>> START

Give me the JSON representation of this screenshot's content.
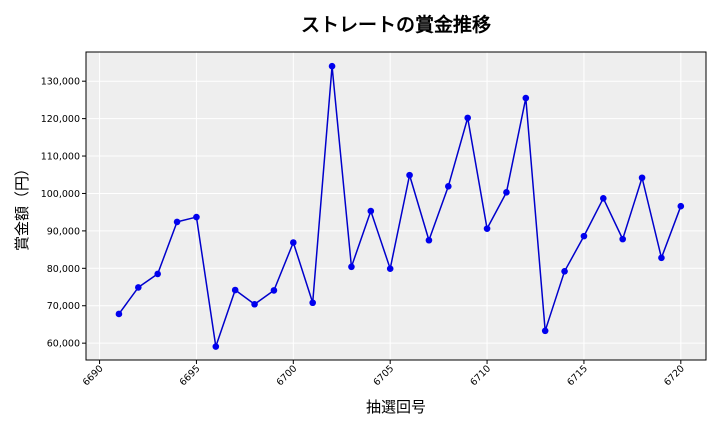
{
  "chart_data": {
    "type": "line",
    "title": "ストレートの賞金推移",
    "xlabel": "抽選回号",
    "ylabel": "賞金額（円）",
    "xlim": [
      6689.3,
      6721.3
    ],
    "ylim": [
      55500,
      137800
    ],
    "x_ticks": [
      6690,
      6695,
      6700,
      6705,
      6710,
      6715,
      6720
    ],
    "y_ticks": [
      60000,
      70000,
      80000,
      90000,
      100000,
      110000,
      120000,
      130000
    ],
    "y_tick_labels": [
      "60,000",
      "70,000",
      "80,000",
      "90,000",
      "100,000",
      "110,000",
      "120,000",
      "130,000"
    ],
    "grid": true,
    "series": [
      {
        "color": "#0000cc",
        "marker_color": "#0000ee",
        "x": [
          6691,
          6692,
          6693,
          6694,
          6695,
          6696,
          6697,
          6698,
          6699,
          6700,
          6701,
          6702,
          6703,
          6704,
          6705,
          6706,
          6707,
          6708,
          6709,
          6710,
          6711,
          6712,
          6713,
          6714,
          6715,
          6716,
          6717,
          6718,
          6719,
          6720
        ],
        "values": [
          67800,
          74900,
          78500,
          92400,
          93700,
          59100,
          74200,
          70400,
          74100,
          86900,
          70800,
          134000,
          80400,
          95300,
          79900,
          104900,
          87500,
          101900,
          120200,
          90600,
          100300,
          125500,
          63300,
          79200,
          88600,
          98700,
          87800,
          104200,
          82800,
          96600
        ]
      }
    ]
  },
  "colors": {
    "plot_background": "#eeeeee",
    "grid": "#ffffff"
  }
}
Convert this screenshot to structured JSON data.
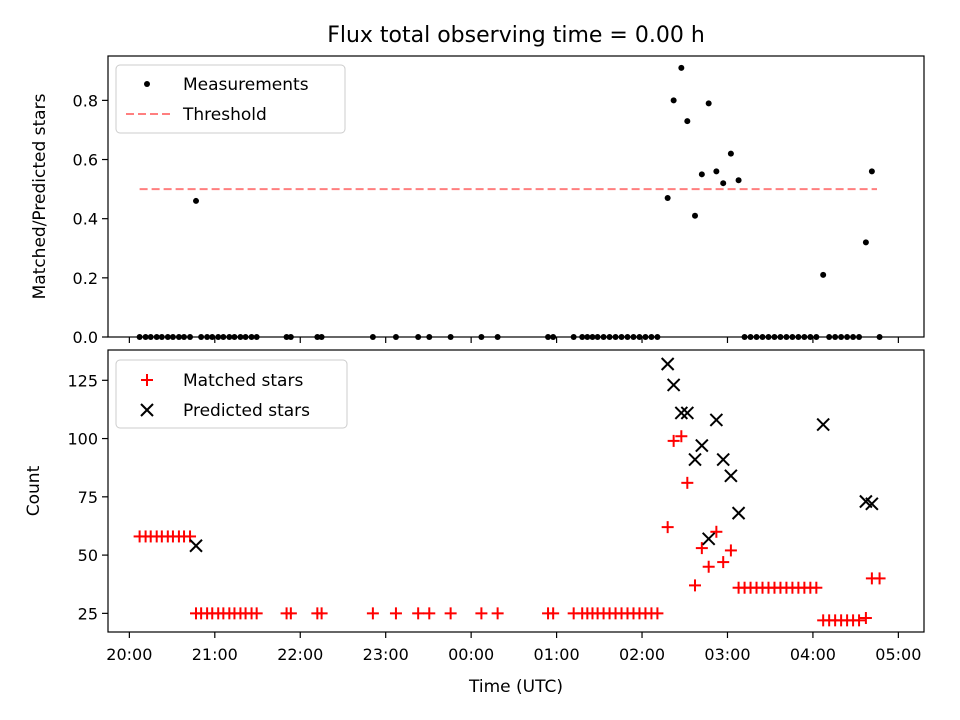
{
  "title": "Flux total observing time = 0.00 h",
  "colors": {
    "measurement": "#000000",
    "threshold": "#ff7f7f",
    "matched": "#ff0000",
    "predicted": "#000000"
  },
  "chart_data": [
    {
      "type": "scatter",
      "title": "Flux total observing time = 0.00 h",
      "xlabel": "",
      "ylabel": "Matched/Predicted stars",
      "xlim": [
        19.75,
        29.3
      ],
      "ylim": [
        0,
        0.95
      ],
      "x_ticks": [
        20,
        21,
        22,
        23,
        24,
        25,
        26,
        27,
        28,
        29
      ],
      "y_ticks": [
        0.0,
        0.2,
        0.4,
        0.6,
        0.8
      ],
      "y_tick_labels": [
        "0.0",
        "0.2",
        "0.4",
        "0.6",
        "0.8"
      ],
      "x_tick_labels_visible": false,
      "legend_position": "top-left",
      "legend": [
        "Measurements",
        "Threshold"
      ],
      "threshold": {
        "name": "Threshold",
        "y": 0.5,
        "x_range": [
          20.12,
          28.75
        ],
        "style": "dashed"
      },
      "series": [
        {
          "name": "Measurements",
          "marker": "dot",
          "points": [
            [
              20.12,
              0
            ],
            [
              20.19,
              0
            ],
            [
              20.25,
              0
            ],
            [
              20.32,
              0
            ],
            [
              20.38,
              0
            ],
            [
              20.45,
              0
            ],
            [
              20.51,
              0
            ],
            [
              20.58,
              0
            ],
            [
              20.64,
              0
            ],
            [
              20.71,
              0
            ],
            [
              20.78,
              0.46
            ],
            [
              20.84,
              0
            ],
            [
              20.91,
              0
            ],
            [
              20.97,
              0
            ],
            [
              21.04,
              0
            ],
            [
              21.1,
              0
            ],
            [
              21.17,
              0
            ],
            [
              21.23,
              0
            ],
            [
              21.3,
              0
            ],
            [
              21.36,
              0
            ],
            [
              21.43,
              0
            ],
            [
              21.49,
              0
            ],
            [
              21.84,
              0
            ],
            [
              21.89,
              0
            ],
            [
              22.2,
              0
            ],
            [
              22.25,
              0
            ],
            [
              22.85,
              0
            ],
            [
              23.12,
              0
            ],
            [
              23.38,
              0
            ],
            [
              23.51,
              0
            ],
            [
              23.76,
              0
            ],
            [
              24.12,
              0
            ],
            [
              24.31,
              0
            ],
            [
              24.9,
              0
            ],
            [
              24.96,
              0
            ],
            [
              25.2,
              0
            ],
            [
              25.3,
              0
            ],
            [
              25.36,
              0
            ],
            [
              25.42,
              0
            ],
            [
              25.48,
              0
            ],
            [
              25.55,
              0
            ],
            [
              25.62,
              0
            ],
            [
              25.69,
              0
            ],
            [
              25.76,
              0
            ],
            [
              25.83,
              0
            ],
            [
              25.9,
              0
            ],
            [
              25.97,
              0
            ],
            [
              26.04,
              0
            ],
            [
              26.11,
              0
            ],
            [
              26.18,
              0
            ],
            [
              26.3,
              0.47
            ],
            [
              26.37,
              0.8
            ],
            [
              26.46,
              0.91
            ],
            [
              26.53,
              0.73
            ],
            [
              26.62,
              0.41
            ],
            [
              26.7,
              0.55
            ],
            [
              26.78,
              0.79
            ],
            [
              26.87,
              0.56
            ],
            [
              26.95,
              0.52
            ],
            [
              27.04,
              0.62
            ],
            [
              27.13,
              0.53
            ],
            [
              27.2,
              0
            ],
            [
              27.27,
              0
            ],
            [
              27.34,
              0
            ],
            [
              27.41,
              0
            ],
            [
              27.48,
              0
            ],
            [
              27.55,
              0
            ],
            [
              27.62,
              0
            ],
            [
              27.69,
              0
            ],
            [
              27.76,
              0
            ],
            [
              27.83,
              0
            ],
            [
              27.9,
              0
            ],
            [
              27.97,
              0
            ],
            [
              28.04,
              0
            ],
            [
              28.12,
              0.21
            ],
            [
              28.19,
              0
            ],
            [
              28.26,
              0
            ],
            [
              28.33,
              0
            ],
            [
              28.4,
              0
            ],
            [
              28.47,
              0
            ],
            [
              28.54,
              0
            ],
            [
              28.62,
              0.32
            ],
            [
              28.69,
              0.56
            ],
            [
              28.78,
              0
            ]
          ]
        }
      ]
    },
    {
      "type": "scatter",
      "xlabel": "Time (UTC)",
      "ylabel": "Count",
      "xlim": [
        19.75,
        29.3
      ],
      "ylim": [
        17,
        138
      ],
      "x_ticks": [
        20,
        21,
        22,
        23,
        24,
        25,
        26,
        27,
        28,
        29
      ],
      "x_tick_labels": [
        "20:00",
        "21:00",
        "22:00",
        "23:00",
        "00:00",
        "01:00",
        "02:00",
        "03:00",
        "04:00",
        "05:00"
      ],
      "y_ticks": [
        25,
        50,
        75,
        100,
        125
      ],
      "y_tick_labels": [
        "25",
        "50",
        "75",
        "100",
        "125"
      ],
      "legend_position": "top-left",
      "legend": [
        "Matched stars",
        "Predicted stars"
      ],
      "series": [
        {
          "name": "Matched stars",
          "marker": "plus",
          "points": [
            [
              20.12,
              58
            ],
            [
              20.19,
              58
            ],
            [
              20.25,
              58
            ],
            [
              20.32,
              58
            ],
            [
              20.38,
              58
            ],
            [
              20.45,
              58
            ],
            [
              20.51,
              58
            ],
            [
              20.58,
              58
            ],
            [
              20.64,
              58
            ],
            [
              20.71,
              58
            ],
            [
              20.78,
              25
            ],
            [
              20.84,
              25
            ],
            [
              20.91,
              25
            ],
            [
              20.97,
              25
            ],
            [
              21.04,
              25
            ],
            [
              21.1,
              25
            ],
            [
              21.17,
              25
            ],
            [
              21.23,
              25
            ],
            [
              21.3,
              25
            ],
            [
              21.36,
              25
            ],
            [
              21.43,
              25
            ],
            [
              21.49,
              25
            ],
            [
              21.84,
              25
            ],
            [
              21.89,
              25
            ],
            [
              22.2,
              25
            ],
            [
              22.25,
              25
            ],
            [
              22.85,
              25
            ],
            [
              23.12,
              25
            ],
            [
              23.38,
              25
            ],
            [
              23.51,
              25
            ],
            [
              23.76,
              25
            ],
            [
              24.12,
              25
            ],
            [
              24.31,
              25
            ],
            [
              24.9,
              25
            ],
            [
              24.96,
              25
            ],
            [
              25.2,
              25
            ],
            [
              25.3,
              25
            ],
            [
              25.36,
              25
            ],
            [
              25.42,
              25
            ],
            [
              25.48,
              25
            ],
            [
              25.55,
              25
            ],
            [
              25.62,
              25
            ],
            [
              25.69,
              25
            ],
            [
              25.76,
              25
            ],
            [
              25.83,
              25
            ],
            [
              25.9,
              25
            ],
            [
              25.97,
              25
            ],
            [
              26.04,
              25
            ],
            [
              26.11,
              25
            ],
            [
              26.18,
              25
            ],
            [
              26.3,
              62
            ],
            [
              26.37,
              99
            ],
            [
              26.46,
              101
            ],
            [
              26.53,
              81
            ],
            [
              26.62,
              37
            ],
            [
              26.7,
              53
            ],
            [
              26.78,
              45
            ],
            [
              26.87,
              60
            ],
            [
              26.95,
              47
            ],
            [
              27.04,
              52
            ],
            [
              27.13,
              36
            ],
            [
              27.2,
              36
            ],
            [
              27.27,
              36
            ],
            [
              27.34,
              36
            ],
            [
              27.41,
              36
            ],
            [
              27.48,
              36
            ],
            [
              27.55,
              36
            ],
            [
              27.62,
              36
            ],
            [
              27.69,
              36
            ],
            [
              27.76,
              36
            ],
            [
              27.83,
              36
            ],
            [
              27.9,
              36
            ],
            [
              27.97,
              36
            ],
            [
              28.04,
              36
            ],
            [
              28.12,
              22
            ],
            [
              28.19,
              22
            ],
            [
              28.26,
              22
            ],
            [
              28.33,
              22
            ],
            [
              28.4,
              22
            ],
            [
              28.47,
              22
            ],
            [
              28.54,
              22
            ],
            [
              28.62,
              23
            ],
            [
              28.69,
              40
            ],
            [
              28.78,
              40
            ]
          ]
        },
        {
          "name": "Predicted stars",
          "marker": "x",
          "points": [
            [
              20.78,
              54
            ],
            [
              26.3,
              132
            ],
            [
              26.37,
              123
            ],
            [
              26.46,
              111
            ],
            [
              26.53,
              111
            ],
            [
              26.62,
              91
            ],
            [
              26.7,
              97
            ],
            [
              26.78,
              57
            ],
            [
              26.87,
              108
            ],
            [
              26.95,
              91
            ],
            [
              27.04,
              84
            ],
            [
              27.13,
              68
            ],
            [
              28.12,
              106
            ],
            [
              28.62,
              73
            ],
            [
              28.69,
              72
            ]
          ]
        }
      ]
    }
  ]
}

>> END

Scan the material and collect every line that contains "screenshot".

> _Task response_
Give me the JSON representation of this screenshot's content.
Convert this screenshot to structured JSON data.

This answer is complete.